What you should do: Transcribe each line of the records below exactly, excluding any embedded images.

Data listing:
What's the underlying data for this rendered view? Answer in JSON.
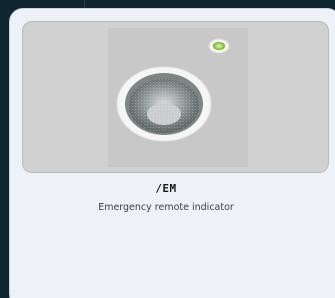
{
  "product": {
    "code": "/EM",
    "description": "Emergency remote indicator",
    "image_subject": "recessed-downlight-with-green-indicator"
  },
  "colors": {
    "page_background": "#0f2530",
    "card_background": "#eef2f6",
    "image_background": "#d1d1d1",
    "indicator_green": "#8fd14f"
  }
}
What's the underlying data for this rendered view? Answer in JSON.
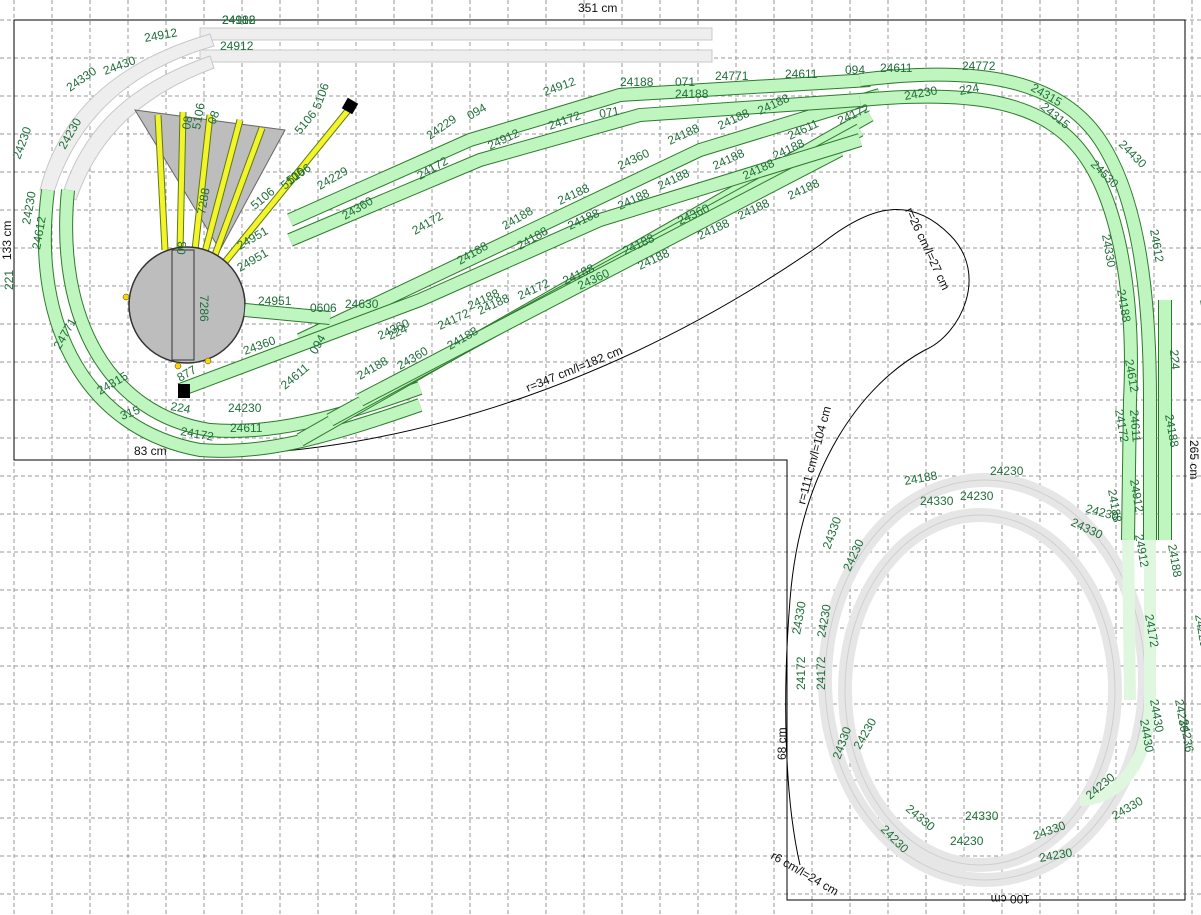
{
  "colors": {
    "green_track_fill": "#bff5bf",
    "green_track_edge": "#2d7a2d",
    "gray_track_fill": "#eeeeee",
    "gray_track_edge": "#c8c8c8",
    "turntable_fill": "#bdbdbd",
    "yellow_track": "#f4f42a",
    "label_color": "#1f6f3a",
    "grid_color": "#9a9a9a"
  },
  "dimensions": {
    "top_width": "351 cm",
    "left_height": "133 cm",
    "right_height": "265 cm",
    "bottom_left_width": "83 cm",
    "bottom_right_width": "100 cm",
    "lower_left_height": "68 cm",
    "arc_main": "r=347 cm/l=182 cm",
    "arc_inner": "r=26 cm/l=27 cm",
    "arc_lower": "r=111 cm/l=104 cm",
    "arc_bottom": "r6 cm/l=24 cm"
  },
  "turntable": {
    "label": "7286"
  },
  "track_labels": [
    "24912",
    "24912",
    "24912",
    "24430",
    "24330",
    "24230",
    "24230",
    "24230",
    "24612",
    "221",
    "24771",
    "24315",
    "315",
    "224",
    "24172",
    "24611",
    "24230",
    "877",
    "24360",
    "24611",
    "094",
    "24951",
    "0606",
    "24630",
    "24360",
    "24951",
    "24951",
    "5106",
    "5106",
    "5106",
    "5106",
    "7288",
    "5106",
    "08",
    "08",
    "08",
    "5106",
    "24229",
    "24229",
    "094",
    "24912",
    "24172",
    "24912",
    "24172",
    "071",
    "24188",
    "071",
    "24188",
    "24771",
    "24611",
    "094",
    "24611",
    "24772",
    "24230",
    "224",
    "24315",
    "24315",
    "24360",
    "24172",
    "24188",
    "24188",
    "24360",
    "24188",
    "24188",
    "24188",
    "24188",
    "24188",
    "24188",
    "24188",
    "24188",
    "24188",
    "24360",
    "24188",
    "24188",
    "24188",
    "24188",
    "24188",
    "24172",
    "24188",
    "24188",
    "24360",
    "24188",
    "24188",
    "24611",
    "24172",
    "224",
    "24172",
    "24188",
    "24188",
    "24360",
    "24188",
    "24188",
    "24330",
    "24230",
    "24230",
    "24330",
    "24230",
    "24330",
    "24230",
    "24330",
    "24230",
    "24172",
    "24172",
    "24330",
    "24230",
    "24230",
    "24330",
    "24230",
    "24330",
    "24230",
    "24330",
    "24230",
    "24330",
    "24230",
    "24430",
    "24330",
    "24612",
    "24188",
    "24612",
    "24172",
    "24188",
    "24188",
    "24912",
    "24912",
    "24188",
    "24172",
    "24229",
    "24236",
    "24430",
    "24430",
    "24530",
    "24771",
    "224",
    "24611",
    "24188"
  ]
}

Full output:
What's the underlying data for this rendered view? Answer in JSON.
{
  "product": {
    "code": "/EM",
    "description": "Emergency remote indicator",
    "image_subject": "recessed-downlight-with-green-indicator"
  },
  "colors": {
    "page_background": "#0f2530",
    "card_background": "#eef2f6",
    "image_background": "#d1d1d1",
    "indicator_green": "#8fd14f"
  }
}
What's the underlying data for this rendered view? Answer in JSON.
{
  "colors": {
    "green_track_fill": "#bff5bf",
    "green_track_edge": "#2d7a2d",
    "gray_track_fill": "#eeeeee",
    "gray_track_edge": "#c8c8c8",
    "turntable_fill": "#bdbdbd",
    "yellow_track": "#f4f42a",
    "label_color": "#1f6f3a",
    "grid_color": "#9a9a9a"
  },
  "dimensions": {
    "top_width": "351 cm",
    "left_height": "133 cm",
    "right_height": "265 cm",
    "bottom_left_width": "83 cm",
    "bottom_right_width": "100 cm",
    "lower_left_height": "68 cm",
    "arc_main": "r=347 cm/l=182 cm",
    "arc_inner": "r=26 cm/l=27 cm",
    "arc_lower": "r=111 cm/l=104 cm",
    "arc_bottom": "r6 cm/l=24 cm"
  },
  "turntable": {
    "label": "7286"
  },
  "track_labels": [
    "24912",
    "24912",
    "24912",
    "24430",
    "24330",
    "24230",
    "24230",
    "24230",
    "24612",
    "221",
    "24771",
    "24315",
    "315",
    "224",
    "24172",
    "24611",
    "24230",
    "877",
    "24360",
    "24611",
    "094",
    "24951",
    "0606",
    "24630",
    "24360",
    "24951",
    "24951",
    "5106",
    "5106",
    "5106",
    "5106",
    "7288",
    "5106",
    "08",
    "08",
    "08",
    "5106",
    "24229",
    "24229",
    "094",
    "24912",
    "24172",
    "24912",
    "24172",
    "071",
    "24188",
    "071",
    "24188",
    "24771",
    "24611",
    "094",
    "24611",
    "24772",
    "24230",
    "224",
    "24315",
    "24315",
    "24360",
    "24172",
    "24188",
    "24188",
    "24360",
    "24188",
    "24188",
    "24188",
    "24188",
    "24188",
    "24188",
    "24188",
    "24188",
    "24188",
    "24360",
    "24188",
    "24188",
    "24188",
    "24188",
    "24188",
    "24172",
    "24188",
    "24188",
    "24360",
    "24188",
    "24188",
    "24611",
    "24172",
    "224",
    "24172",
    "24188",
    "24188",
    "24360",
    "24188",
    "24188",
    "24330",
    "24230",
    "24230",
    "24330",
    "24230",
    "24330",
    "24230",
    "24330",
    "24230",
    "24172",
    "24172",
    "24330",
    "24230",
    "24230",
    "24330",
    "24230",
    "24330",
    "24230",
    "24330",
    "24230",
    "24330",
    "24230",
    "24430",
    "24330",
    "24612",
    "24188",
    "24612",
    "24172",
    "24188",
    "24188",
    "24912",
    "24912",
    "24188",
    "24172",
    "24229",
    "24236",
    "24430",
    "24430",
    "24530",
    "24771",
    "224",
    "24611",
    "24188"
  ]
}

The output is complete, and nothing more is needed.